§ **Record set**:
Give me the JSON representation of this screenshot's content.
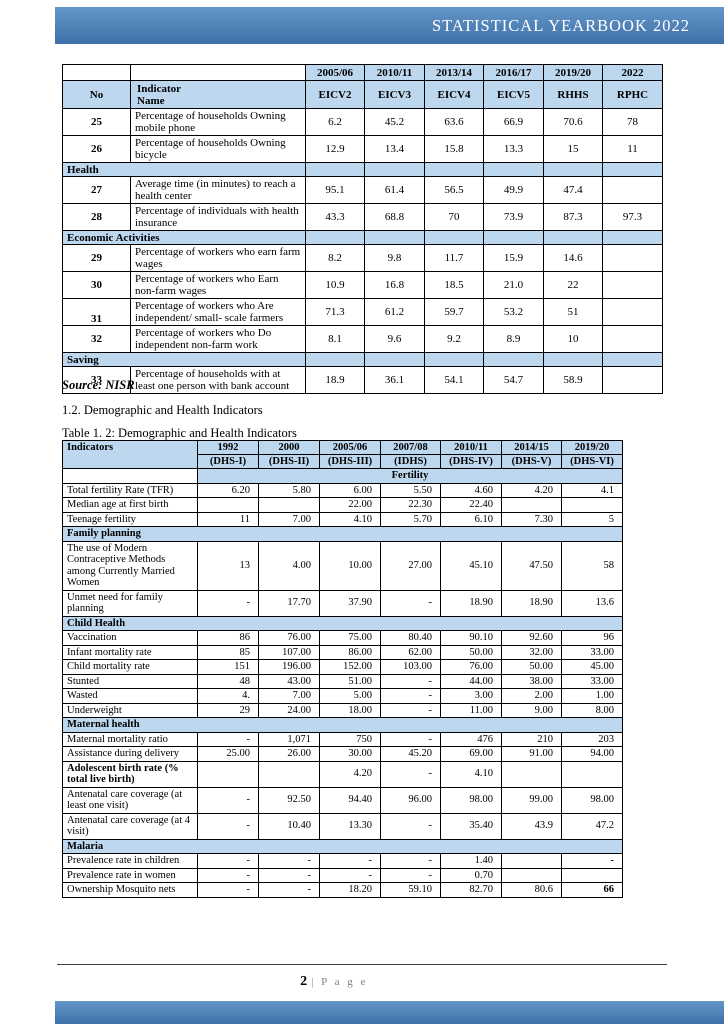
{
  "page": {
    "header_title": "STATISTICAL YEARBOOK 2022",
    "source_note": "Source: NISR",
    "section_heading": "1.2. Demographic and Health Indicators",
    "table2_caption": "Table 1. 2: Demographic and Health Indicators",
    "footer": {
      "page_number": "2",
      "page_label": "| P a g e"
    }
  },
  "colors": {
    "band_blue": "#3f70a9",
    "band_blue_light": "#6496c8",
    "cell_blue": "#bdd7ee"
  },
  "table1": {
    "col1_header": "No",
    "col2_header": "Indicator Name",
    "year_headers": [
      "2005/06",
      "2010/11",
      "2013/14",
      "2016/17",
      "2019/20",
      "2022"
    ],
    "survey_headers": [
      "EICV2",
      "EICV3",
      "EICV4",
      "EICV5",
      "RHHS",
      "RPHC"
    ],
    "rows": [
      {
        "type": "data",
        "no": "25",
        "indicator": "Percentage of households Owning mobile phone",
        "values": [
          "6.2",
          "45.2",
          "63.6",
          "66.9",
          "70.6",
          "78"
        ]
      },
      {
        "type": "data",
        "no": "26",
        "indicator": "Percentage of households Owning bicycle",
        "values": [
          "12.9",
          "13.4",
          "15.8",
          "13.3",
          "15",
          "11"
        ]
      },
      {
        "type": "section",
        "label": "Health"
      },
      {
        "type": "data",
        "no": "27",
        "indicator": "Average time (in minutes) to reach a health center",
        "values": [
          "95.1",
          "61.4",
          "56.5",
          "49.9",
          "47.4",
          ""
        ]
      },
      {
        "type": "data",
        "no": "28",
        "indicator": "Percentage of individuals with health insurance",
        "values": [
          "43.3",
          "68.8",
          "70",
          "73.9",
          "87.3",
          "97.3"
        ]
      },
      {
        "type": "section",
        "label": "Economic Activities"
      },
      {
        "type": "data",
        "no": "29",
        "indicator": "Percentage of workers who earn farm wages",
        "values": [
          "8.2",
          "9.8",
          "11.7",
          "15.9",
          "14.6",
          ""
        ]
      },
      {
        "type": "data",
        "no": "30",
        "indicator": "Percentage of workers who Earn non-farm wages",
        "values": [
          "10.9",
          "16.8",
          "18.5",
          "21.0",
          "22",
          ""
        ]
      },
      {
        "type": "data",
        "no": "31",
        "no_valign": "bottom",
        "indicator": "Percentage of workers who Are independent/ small- scale farmers",
        "values": [
          "71.3",
          "61.2",
          "59.7",
          "53.2",
          "51",
          ""
        ]
      },
      {
        "type": "data",
        "no": "32",
        "indicator": "Percentage of workers who Do independent non-farm work",
        "values": [
          "8.1",
          "9.6",
          "9.2",
          "8.9",
          "10",
          ""
        ]
      },
      {
        "type": "section",
        "label": "Saving"
      },
      {
        "type": "data",
        "no": "33",
        "indicator": "Percentage of households with at least one person with bank account",
        "values": [
          "18.9",
          "36.1",
          "54.1",
          "54.7",
          "58.9",
          ""
        ]
      }
    ]
  },
  "table2": {
    "col1_header": "Indicators",
    "year_headers": [
      "1992",
      "2000",
      "2005/06",
      "2007/08",
      "2010/11",
      "2014/15",
      "2019/20"
    ],
    "survey_headers": [
      "(DHS-I)",
      "(DHS-II)",
      "(DHS-III)",
      "(IDHS)",
      "(DHS-IV)",
      "(DHS-V)",
      "(DHS-VI)"
    ],
    "rows": [
      {
        "type": "section",
        "label": "Fertility",
        "span_data": true
      },
      {
        "type": "data",
        "indicator": "Total fertility Rate (TFR)",
        "values": [
          "6.20",
          "5.80",
          "6.00",
          "5.50",
          "4.60",
          "4.20",
          "4.1"
        ]
      },
      {
        "type": "data",
        "indicator": "Median age at first birth",
        "values": [
          "",
          "",
          "22.00",
          "22.30",
          "22.40",
          "",
          ""
        ]
      },
      {
        "type": "data",
        "indicator": "Teenage fertility",
        "values": [
          "11",
          "7.00",
          "4.10",
          "5.70",
          "6.10",
          "7.30",
          "5"
        ]
      },
      {
        "type": "section",
        "label": "Family planning"
      },
      {
        "type": "data",
        "indicator": "The use of Modern Contraceptive Methods among Currently Married Women",
        "values": [
          "13",
          "4.00",
          "10.00",
          "27.00",
          "45.10",
          "47.50",
          "58"
        ]
      },
      {
        "type": "data",
        "indicator": "Unmet need for family planning",
        "values": [
          "-",
          "17.70",
          "37.90",
          "-",
          "18.90",
          "18.90",
          "13.6"
        ]
      },
      {
        "type": "section",
        "label": "Child Health"
      },
      {
        "type": "data",
        "indicator": "Vaccination",
        "values": [
          "86",
          "76.00",
          "75.00",
          "80.40",
          "90.10",
          "92.60",
          "96"
        ]
      },
      {
        "type": "data",
        "indicator": "Infant mortality rate",
        "values": [
          "85",
          "107.00",
          "86.00",
          "62.00",
          "50.00",
          "32.00",
          "33.00"
        ]
      },
      {
        "type": "data",
        "indicator": "Child mortality rate",
        "values": [
          "151",
          "196.00",
          "152.00",
          "103.00",
          "76.00",
          "50.00",
          "45.00"
        ]
      },
      {
        "type": "data",
        "indicator": "Stunted",
        "values": [
          "48",
          "43.00",
          "51.00",
          "-",
          "44.00",
          "38.00",
          "33.00"
        ]
      },
      {
        "type": "data",
        "indicator": "Wasted",
        "values": [
          "4.",
          "7.00",
          "5.00",
          "-",
          "3.00",
          "2.00",
          "1.00"
        ]
      },
      {
        "type": "data",
        "indicator": "Underweight",
        "values": [
          "29",
          "24.00",
          "18.00",
          "-",
          "11.00",
          "9.00",
          "8.00"
        ]
      },
      {
        "type": "section",
        "label": "Maternal health"
      },
      {
        "type": "data",
        "indicator": "Maternal mortality ratio",
        "values": [
          "-",
          "1,071",
          "750",
          "-",
          "476",
          "210",
          "203"
        ]
      },
      {
        "type": "data",
        "indicator": "Assistance during delivery",
        "values": [
          "25.00",
          "26.00",
          "30.00",
          "45.20",
          "69.00",
          "91.00",
          "94.00"
        ]
      },
      {
        "type": "data",
        "bold": true,
        "indicator": "Adolescent birth rate (% total live birth)",
        "values": [
          "",
          "",
          "4.20",
          "-",
          "4.10",
          "",
          ""
        ]
      },
      {
        "type": "data",
        "indicator": "Antenatal care coverage (at least one visit)",
        "values": [
          "-",
          "92.50",
          "94.40",
          "96.00",
          "98.00",
          "99.00",
          "98.00"
        ]
      },
      {
        "type": "data",
        "indicator": "Antenatal care coverage (at 4 visit)",
        "values": [
          "-",
          "10.40",
          "13.30",
          "-",
          "35.40",
          "43.9",
          "47.2"
        ]
      },
      {
        "type": "section",
        "label": "Malaria"
      },
      {
        "type": "data",
        "indicator": "Prevalence rate in children",
        "bold_values": [
          6
        ],
        "values": [
          "-",
          "-",
          "-",
          "-",
          "1.40",
          "",
          "-"
        ]
      },
      {
        "type": "data",
        "indicator": "Prevalence rate in women",
        "values": [
          "-",
          "-",
          "-",
          "-",
          "0.70",
          "",
          ""
        ]
      },
      {
        "type": "data",
        "indicator": "Ownership Mosquito nets",
        "bold_values": [
          6
        ],
        "values": [
          "-",
          "-",
          "18.20",
          "59.10",
          "82.70",
          "80.6",
          "66"
        ]
      }
    ]
  }
}
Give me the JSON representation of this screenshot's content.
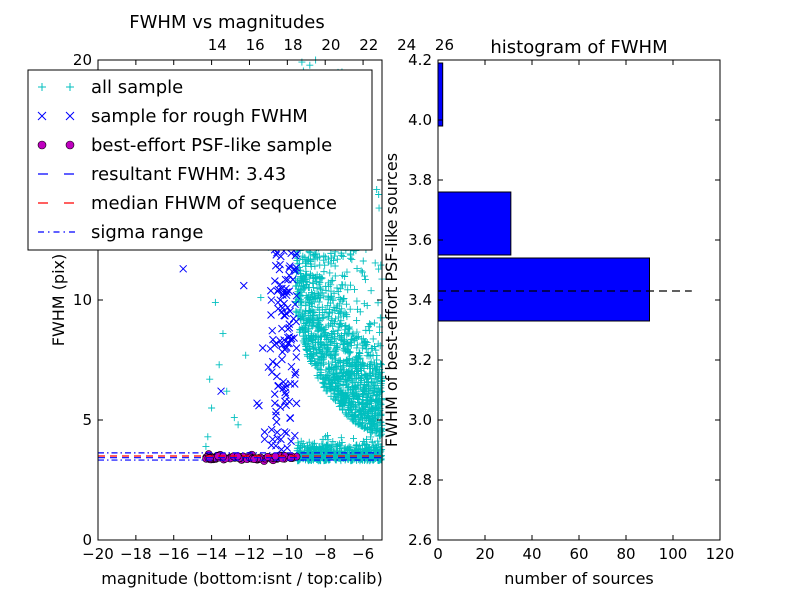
{
  "chart_data": [
    {
      "type": "scatter",
      "title": "FWHM vs magnitudes",
      "xlabel": "magnitude (bottom:isnt / top:calib)",
      "ylabel": "FWHM (pix)",
      "xlim": [
        -20,
        -5
      ],
      "ylim": [
        0,
        20
      ],
      "x_ticks": [
        -20,
        -18,
        -16,
        -14,
        -12,
        -10,
        -8,
        -6
      ],
      "x_tick_labels": [
        "−20",
        "−18",
        "−16",
        "−14",
        "−12",
        "−10",
        "−8",
        "−6"
      ],
      "y_ticks": [
        0,
        5,
        10,
        15,
        20
      ],
      "y_tick_labels": [
        "0",
        "5",
        "10",
        "15",
        "20"
      ],
      "top_axis": {
        "label_offset": 27.7,
        "ticks": [
          14,
          16,
          18,
          20,
          22,
          24,
          26
        ],
        "tick_labels": [
          "14",
          "16",
          "18",
          "20",
          "22",
          "24",
          "26"
        ]
      },
      "series": [
        {
          "name": "all sample",
          "marker": "+",
          "color": "#00bfbf"
        },
        {
          "name": "sample for rough FWHM",
          "marker": "x",
          "color": "#0000ff"
        },
        {
          "name": "best-effort PSF-like sample",
          "marker": "o",
          "color": "#bf00bf"
        }
      ],
      "lines": [
        {
          "name": "resultant FWHM: 3.43",
          "y": 3.43,
          "style": "dashed",
          "color": "#0000ff"
        },
        {
          "name": "median FHWM of sequence",
          "y": 3.5,
          "style": "dashed",
          "color": "#ff0000"
        },
        {
          "name": "sigma range",
          "y": [
            3.33,
            3.63
          ],
          "style": "dashdot",
          "color": "#0000ff"
        }
      ],
      "legend": {
        "position": "upper-left",
        "entries": [
          "all sample",
          "sample for rough FWHM",
          "best-effort PSF-like sample",
          "resultant FWHM: 3.43",
          "median FHWM of sequence",
          "sigma range"
        ]
      }
    },
    {
      "type": "bar",
      "orientation": "horizontal",
      "title": "histogram of FWHM",
      "xlabel": "number of sources",
      "ylabel": "FWHM of best-effort PSF-like sources",
      "xlim": [
        0,
        120
      ],
      "ylim": [
        2.6,
        4.2
      ],
      "x_ticks": [
        0,
        20,
        40,
        60,
        80,
        100,
        120
      ],
      "x_tick_labels": [
        "0",
        "20",
        "40",
        "60",
        "80",
        "100",
        "120"
      ],
      "y_ticks": [
        2.6,
        2.8,
        3.0,
        3.2,
        3.4,
        3.6,
        3.8,
        4.0,
        4.2
      ],
      "y_tick_labels": [
        "2.6",
        "2.8",
        "3.0",
        "3.2",
        "3.4",
        "3.6",
        "3.8",
        "4.0",
        "4.2"
      ],
      "bars": [
        {
          "y0": 3.33,
          "y1": 3.54,
          "count": 90
        },
        {
          "y0": 3.54,
          "y1": 3.55,
          "count": 0
        },
        {
          "y0": 3.55,
          "y1": 3.76,
          "count": 31
        },
        {
          "y0": 3.98,
          "y1": 4.19,
          "count": 2
        }
      ],
      "bar_color": "#0000ff",
      "reference_line": {
        "y": 3.43,
        "x_range": [
          0,
          108
        ],
        "style": "dashed",
        "color": "#000000"
      }
    }
  ]
}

§ **Directions**: Find every line above that contains the word "Indicators", and return each one.

§ **Expected answer**:
    "section_heading": "1.2. Demographic and Health Indicators",
    "table2_caption": "Table 1. 2: Demographic and Health Indicators",
    "col1_header": "Indicators",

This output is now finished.